RECORDS FOR THIS EXERCISE:
◇ ◇ ◇ ◇ ◇

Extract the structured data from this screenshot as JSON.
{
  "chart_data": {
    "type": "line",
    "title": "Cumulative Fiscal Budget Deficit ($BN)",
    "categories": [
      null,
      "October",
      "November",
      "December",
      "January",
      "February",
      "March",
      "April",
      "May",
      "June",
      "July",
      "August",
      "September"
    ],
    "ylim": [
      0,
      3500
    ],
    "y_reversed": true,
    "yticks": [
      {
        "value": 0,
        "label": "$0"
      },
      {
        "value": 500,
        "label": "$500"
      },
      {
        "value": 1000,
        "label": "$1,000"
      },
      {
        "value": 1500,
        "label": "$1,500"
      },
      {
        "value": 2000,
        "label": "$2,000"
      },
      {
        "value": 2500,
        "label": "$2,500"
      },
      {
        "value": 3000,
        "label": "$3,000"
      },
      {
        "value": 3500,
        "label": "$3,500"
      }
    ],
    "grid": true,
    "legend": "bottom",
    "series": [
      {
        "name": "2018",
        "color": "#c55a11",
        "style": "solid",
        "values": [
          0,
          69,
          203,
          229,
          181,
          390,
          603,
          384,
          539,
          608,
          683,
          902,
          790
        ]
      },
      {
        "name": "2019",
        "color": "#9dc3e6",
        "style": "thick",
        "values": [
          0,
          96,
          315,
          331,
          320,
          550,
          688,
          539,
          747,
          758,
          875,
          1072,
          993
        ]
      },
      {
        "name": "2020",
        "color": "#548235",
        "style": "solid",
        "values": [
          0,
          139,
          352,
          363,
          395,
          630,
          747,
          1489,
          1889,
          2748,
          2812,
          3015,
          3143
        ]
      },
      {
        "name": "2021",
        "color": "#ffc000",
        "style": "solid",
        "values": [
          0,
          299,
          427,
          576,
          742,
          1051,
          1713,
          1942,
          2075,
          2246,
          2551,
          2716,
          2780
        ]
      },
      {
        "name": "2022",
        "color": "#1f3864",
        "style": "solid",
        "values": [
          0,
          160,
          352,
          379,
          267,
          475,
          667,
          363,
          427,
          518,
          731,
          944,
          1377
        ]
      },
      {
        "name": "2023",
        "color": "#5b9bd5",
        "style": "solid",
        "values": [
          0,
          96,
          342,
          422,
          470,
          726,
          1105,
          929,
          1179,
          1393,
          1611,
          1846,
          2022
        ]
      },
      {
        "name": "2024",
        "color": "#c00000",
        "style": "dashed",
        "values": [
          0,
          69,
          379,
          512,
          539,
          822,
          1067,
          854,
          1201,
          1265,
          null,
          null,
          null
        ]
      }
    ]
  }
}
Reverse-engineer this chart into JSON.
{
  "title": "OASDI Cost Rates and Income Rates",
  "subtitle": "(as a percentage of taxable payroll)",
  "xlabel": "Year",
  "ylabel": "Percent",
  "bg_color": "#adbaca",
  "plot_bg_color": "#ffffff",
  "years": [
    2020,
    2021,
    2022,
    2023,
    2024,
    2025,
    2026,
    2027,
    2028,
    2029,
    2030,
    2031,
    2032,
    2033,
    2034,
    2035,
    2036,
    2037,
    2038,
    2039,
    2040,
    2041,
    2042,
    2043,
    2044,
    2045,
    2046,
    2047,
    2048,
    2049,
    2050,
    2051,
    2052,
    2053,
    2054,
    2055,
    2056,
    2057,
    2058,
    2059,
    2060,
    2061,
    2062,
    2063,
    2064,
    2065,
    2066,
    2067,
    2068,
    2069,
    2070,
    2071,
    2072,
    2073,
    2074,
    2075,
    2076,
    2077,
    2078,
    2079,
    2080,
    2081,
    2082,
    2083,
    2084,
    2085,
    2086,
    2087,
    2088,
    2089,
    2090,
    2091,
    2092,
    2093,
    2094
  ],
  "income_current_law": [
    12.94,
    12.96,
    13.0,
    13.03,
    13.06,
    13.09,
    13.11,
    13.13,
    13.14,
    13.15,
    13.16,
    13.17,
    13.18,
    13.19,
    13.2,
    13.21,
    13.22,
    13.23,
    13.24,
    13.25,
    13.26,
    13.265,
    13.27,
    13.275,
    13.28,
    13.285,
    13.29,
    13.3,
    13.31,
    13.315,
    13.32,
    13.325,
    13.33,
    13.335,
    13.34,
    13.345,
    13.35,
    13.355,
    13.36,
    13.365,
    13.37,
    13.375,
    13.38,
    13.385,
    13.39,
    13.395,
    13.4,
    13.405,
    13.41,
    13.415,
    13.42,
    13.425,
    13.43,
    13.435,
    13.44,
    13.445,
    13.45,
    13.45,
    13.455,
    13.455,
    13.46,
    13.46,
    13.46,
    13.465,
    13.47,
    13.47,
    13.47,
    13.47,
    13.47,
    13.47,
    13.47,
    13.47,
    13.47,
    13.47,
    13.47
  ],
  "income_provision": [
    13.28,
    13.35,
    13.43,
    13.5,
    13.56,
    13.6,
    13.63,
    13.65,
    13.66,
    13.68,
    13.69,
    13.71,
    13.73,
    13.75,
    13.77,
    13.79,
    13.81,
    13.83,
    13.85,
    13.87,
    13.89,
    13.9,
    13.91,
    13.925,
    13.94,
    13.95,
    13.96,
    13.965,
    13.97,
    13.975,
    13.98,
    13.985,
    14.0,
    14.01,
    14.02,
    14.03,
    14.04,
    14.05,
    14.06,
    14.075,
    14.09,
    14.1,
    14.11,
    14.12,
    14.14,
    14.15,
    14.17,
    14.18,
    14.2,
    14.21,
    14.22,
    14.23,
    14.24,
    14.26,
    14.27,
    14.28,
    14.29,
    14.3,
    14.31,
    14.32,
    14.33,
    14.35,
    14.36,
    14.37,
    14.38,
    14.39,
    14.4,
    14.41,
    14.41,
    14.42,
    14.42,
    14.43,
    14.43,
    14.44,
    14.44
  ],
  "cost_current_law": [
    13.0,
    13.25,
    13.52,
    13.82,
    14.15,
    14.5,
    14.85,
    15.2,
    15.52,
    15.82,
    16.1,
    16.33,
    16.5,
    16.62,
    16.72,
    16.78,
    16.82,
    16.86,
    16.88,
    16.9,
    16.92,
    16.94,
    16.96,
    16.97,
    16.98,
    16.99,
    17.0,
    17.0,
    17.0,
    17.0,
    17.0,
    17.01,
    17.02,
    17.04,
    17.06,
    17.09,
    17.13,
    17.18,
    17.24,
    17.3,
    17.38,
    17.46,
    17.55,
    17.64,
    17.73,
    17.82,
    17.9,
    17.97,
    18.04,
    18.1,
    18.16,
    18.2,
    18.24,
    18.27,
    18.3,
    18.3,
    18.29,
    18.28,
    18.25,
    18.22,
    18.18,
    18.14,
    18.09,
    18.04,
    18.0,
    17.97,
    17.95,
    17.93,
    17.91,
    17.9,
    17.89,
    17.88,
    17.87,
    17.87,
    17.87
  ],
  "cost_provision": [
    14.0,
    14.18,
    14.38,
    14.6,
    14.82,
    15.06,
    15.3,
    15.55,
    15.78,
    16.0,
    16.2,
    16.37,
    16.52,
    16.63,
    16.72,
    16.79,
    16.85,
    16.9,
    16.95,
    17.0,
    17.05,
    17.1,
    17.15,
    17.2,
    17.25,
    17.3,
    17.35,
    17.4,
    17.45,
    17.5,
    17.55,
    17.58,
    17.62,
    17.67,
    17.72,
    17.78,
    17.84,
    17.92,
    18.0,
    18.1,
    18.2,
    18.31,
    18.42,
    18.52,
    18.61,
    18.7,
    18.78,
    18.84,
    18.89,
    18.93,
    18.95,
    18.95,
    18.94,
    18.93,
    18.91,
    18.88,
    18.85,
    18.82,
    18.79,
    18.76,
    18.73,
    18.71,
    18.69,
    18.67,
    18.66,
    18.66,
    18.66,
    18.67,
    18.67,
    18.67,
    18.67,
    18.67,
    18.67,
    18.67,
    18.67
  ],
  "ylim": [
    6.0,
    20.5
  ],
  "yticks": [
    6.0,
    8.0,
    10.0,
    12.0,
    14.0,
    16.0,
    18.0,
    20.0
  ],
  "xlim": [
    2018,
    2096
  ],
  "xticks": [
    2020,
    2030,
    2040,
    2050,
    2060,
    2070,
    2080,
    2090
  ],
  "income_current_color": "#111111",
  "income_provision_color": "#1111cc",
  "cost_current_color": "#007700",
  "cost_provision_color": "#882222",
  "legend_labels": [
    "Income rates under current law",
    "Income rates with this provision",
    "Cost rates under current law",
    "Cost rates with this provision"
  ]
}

◇ ◇ ◇ ◇ ◇

EXERCISE BRIEF:
Look through the lines above and collect those with the word "under".

RESPONSE TO THE TASK:
    "Income rates under current law",
    "Cost rates under current law",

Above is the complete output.